- AIM OF THE EXERCISE
Word for word, print each line of the listing below; pictures stay out.

- RECORDS SUPPLIED
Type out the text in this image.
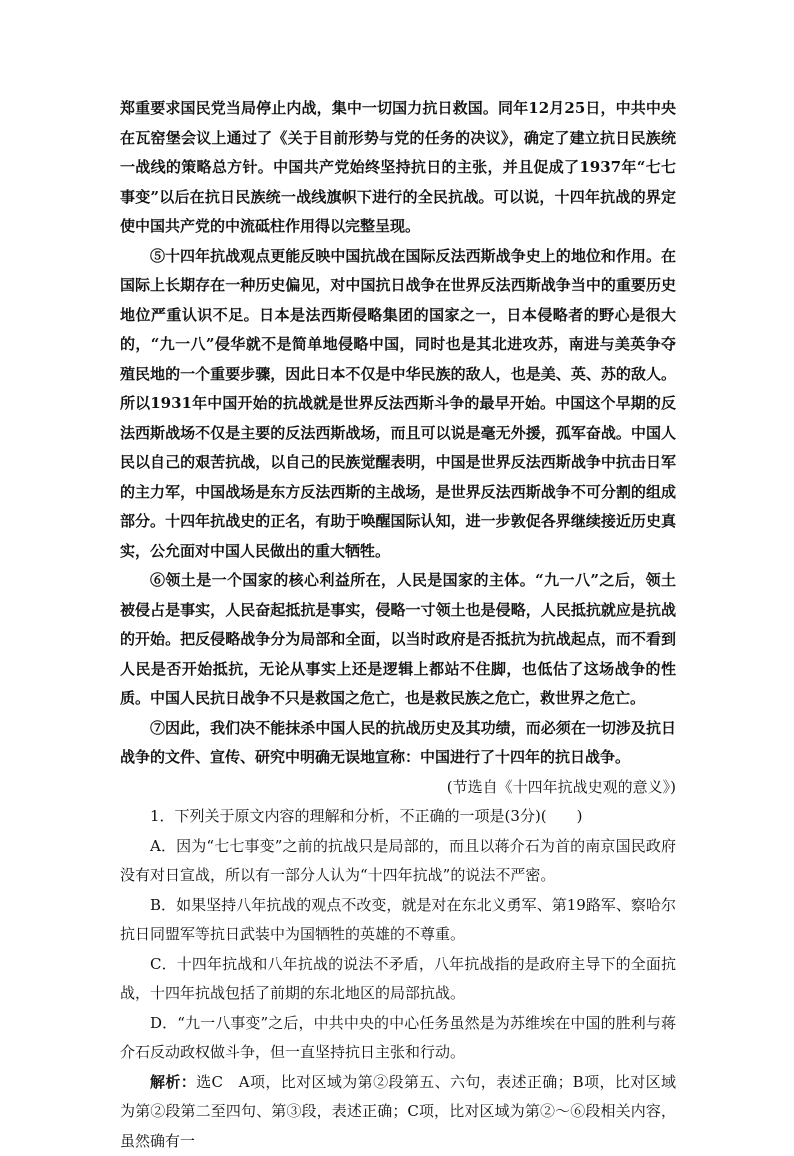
郑重要求国民党当局停止内战，集中一切国力抗日救国。同年12月25日，中共中央在瓦窑堡会议上通过了《关于目前形势与党的任务的决议》，确定了建立抗日民族统一战线的策略总方针。中国共产党始终坚持抗日的主张，并且促成了1937年“七七事变”以后在抗日民族统一战线旗帜下进行的全民抗战。可以说，十四年抗战的界定使中国共产党的中流砥柱作用得以完整呈现。

⑤十四年抗战观点更能反映中国抗战在国际反法西斯战争史上的地位和作用。在国际上长期存在一种历史偏见，对中国抗日战争在世界反法西斯战争当中的重要历史地位严重认识不足。日本是法西斯侵略集团的国家之一，日本侵略者的野心是很大的，“九一八”侵华就不是简单地侵略中国，同时也是其北进攻苏，南进与美英争夺殖民地的一个重要步骤，因此日本不仅是中华民族的敌人，也是美、英、苏的敌人。所以1931年中国开始的抗战就是世界反法西斯斗争的最早开始。中国这个早期的反法西斯战场不仅是主要的反法西斯战场，而且可以说是毫无外援，孤军奋战。中国人民以自己的艰苦抗战，以自己的民族觉醒表明，中国是世界反法西斯战争中抗击日军的主力军，中国战场是东方反法西斯的主战场，是世界反法西斯战争不可分割的组成部分。十四年抗战史的正名，有助于唤醒国际认知，进一步敦促各界继续接近历史真实，公允面对中国人民做出的重大牺牲。

⑥领土是一个国家的核心利益所在，人民是国家的主体。“九一八”之后，领土被侵占是事实，人民奋起抵抗是事实，侵略一寸领土也是侵略，人民抵抗就应是抗战的开始。把反侵略战争分为局部和全面，以当时政府是否抵抗为抗战起点，而不看到人民是否开始抵抗，无论从事实上还是逻辑上都站不住脚，也低估了这场战争的性质。中国人民抗日战争不只是救国之危亡，也是救民族之危亡，救世界之危亡。

⑦因此，我们决不能抹杀中国人民的抗战历史及其功绩，而必须在一切涉及抗日战争的文件、宣传、研究中明确无误地宣称：中国进行了十四年的抗日战争。

(节选自《十四年抗战史观的意义》)

1．下列关于原文内容的理解和分析，不正确的一项是(3分)(　　)

A．因为“七七事变”之前的抗战只是局部的，而且以蒋介石为首的南京国民政府没有对日宣战，所以有一部分人认为“十四年抗战”的说法不严密。

B．如果坚持八年抗战的观点不改变，就是对在东北义勇军、第19路军、察哈尔抗日同盟军等抗日武装中为国牺牲的英雄的不尊重。

C．十四年抗战和八年抗战的说法不矛盾，八年抗战指的是政府主导下的全面抗战，十四年抗战包括了前期的东北地区的局部抗战。

D．“九一八事变”之后，中共中央的中心任务虽然是为苏维埃在中国的胜利与蒋介石反动政权做斗争，但一直坚持抗日主张和行动。

解析：选C　A项，比对区域为第②段第五、六句，表述正确；B项，比对区域为第②段第二至四句、第③段，表述正确；C项，比对区域为第②～⑥段相关内容，虽然确有一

- TASK SOLUTION
Type out the text in this image.
郑重要求国民党当局停止内战，集中一切国力抗日救国。同年12月25日，中共中央在瓦窑堡会议上通过了《关于目前形势与党的任务的决议》，确定了建立抗日民族统一战线的策略总方针。中国共产党始终坚持抗日的主张，并且促成了1937年“七七事变”以后在抗日民族统一战线旗帜下进行的全民抗战。可以说，十四年抗战的界定使中国共产党的中流砥柱作用得以完整呈现。

⑤十四年抗战观点更能反映中国抗战在国际反法西斯战争史上的地位和作用。在国际上长期存在一种历史偏见，对中国抗日战争在世界反法西斯战争当中的重要历史地位严重认识不足。日本是法西斯侵略集团的国家之一，日本侵略者的野心是很大的，“九一八”侵华就不是简单地侵略中国，同时也是其北进攻苏，南进与美英争夺殖民地的一个重要步骤，因此日本不仅是中华民族的敌人，也是美、英、苏的敌人。所以1931年中国开始的抗战就是世界反法西斯斗争的最早开始。中国这个早期的反法西斯战场不仅是主要的反法西斯战场，而且可以说是毫无外援，孤军奋战。中国人民以自己的艰苦抗战，以自己的民族觉醒表明，中国是世界反法西斯战争中抗击日军的主力军，中国战场是东方反法西斯的主战场，是世界反法西斯战争不可分割的组成部分。十四年抗战史的正名，有助于唤醒国际认知，进一步敦促各界继续接近历史真实，公允面对中国人民做出的重大牺牲。

⑥领土是一个国家的核心利益所在，人民是国家的主体。“九一八”之后，领土被侵占是事实，人民奋起抵抗是事实，侵略一寸领土也是侵略，人民抵抗就应是抗战的开始。把反侵略战争分为局部和全面，以当时政府是否抵抗为抗战起点，而不看到人民是否开始抵抗，无论从事实上还是逻辑上都站不住脚，也低估了这场战争的性质。中国人民抗日战争不只是救国之危亡，也是救民族之危亡，救世界之危亡。

⑦因此，我们决不能抹杀中国人民的抗战历史及其功绩，而必须在一切涉及抗日战争的文件、宣传、研究中明确无误地宣称：中国进行了十四年的抗日战争。

(节选自《十四年抗战史观的意义》)

1．下列关于原文内容的理解和分析，不正确的一项是(3分)(　　)

A．因为“七七事变”之前的抗战只是局部的，而且以蒋介石为首的南京国民政府没有对日宣战，所以有一部分人认为“十四年抗战”的说法不严密。

B．如果坚持八年抗战的观点不改变，就是对在东北义勇军、第19路军、察哈尔抗日同盟军等抗日武装中为国牺牲的英雄的不尊重。

C．十四年抗战和八年抗战的说法不矛盾，八年抗战指的是政府主导下的全面抗战，十四年抗战包括了前期的东北地区的局部抗战。

D．“九一八事变”之后，中共中央的中心任务虽然是为苏维埃在中国的胜利与蒋介石反动政权做斗争，但一直坚持抗日主张和行动。

解析：选C　A项，比对区域为第②段第五、六句，表述正确；B项，比对区域为第②段第二至四句、第③段，表述正确；C项，比对区域为第②～⑥段相关内容，虽然确有一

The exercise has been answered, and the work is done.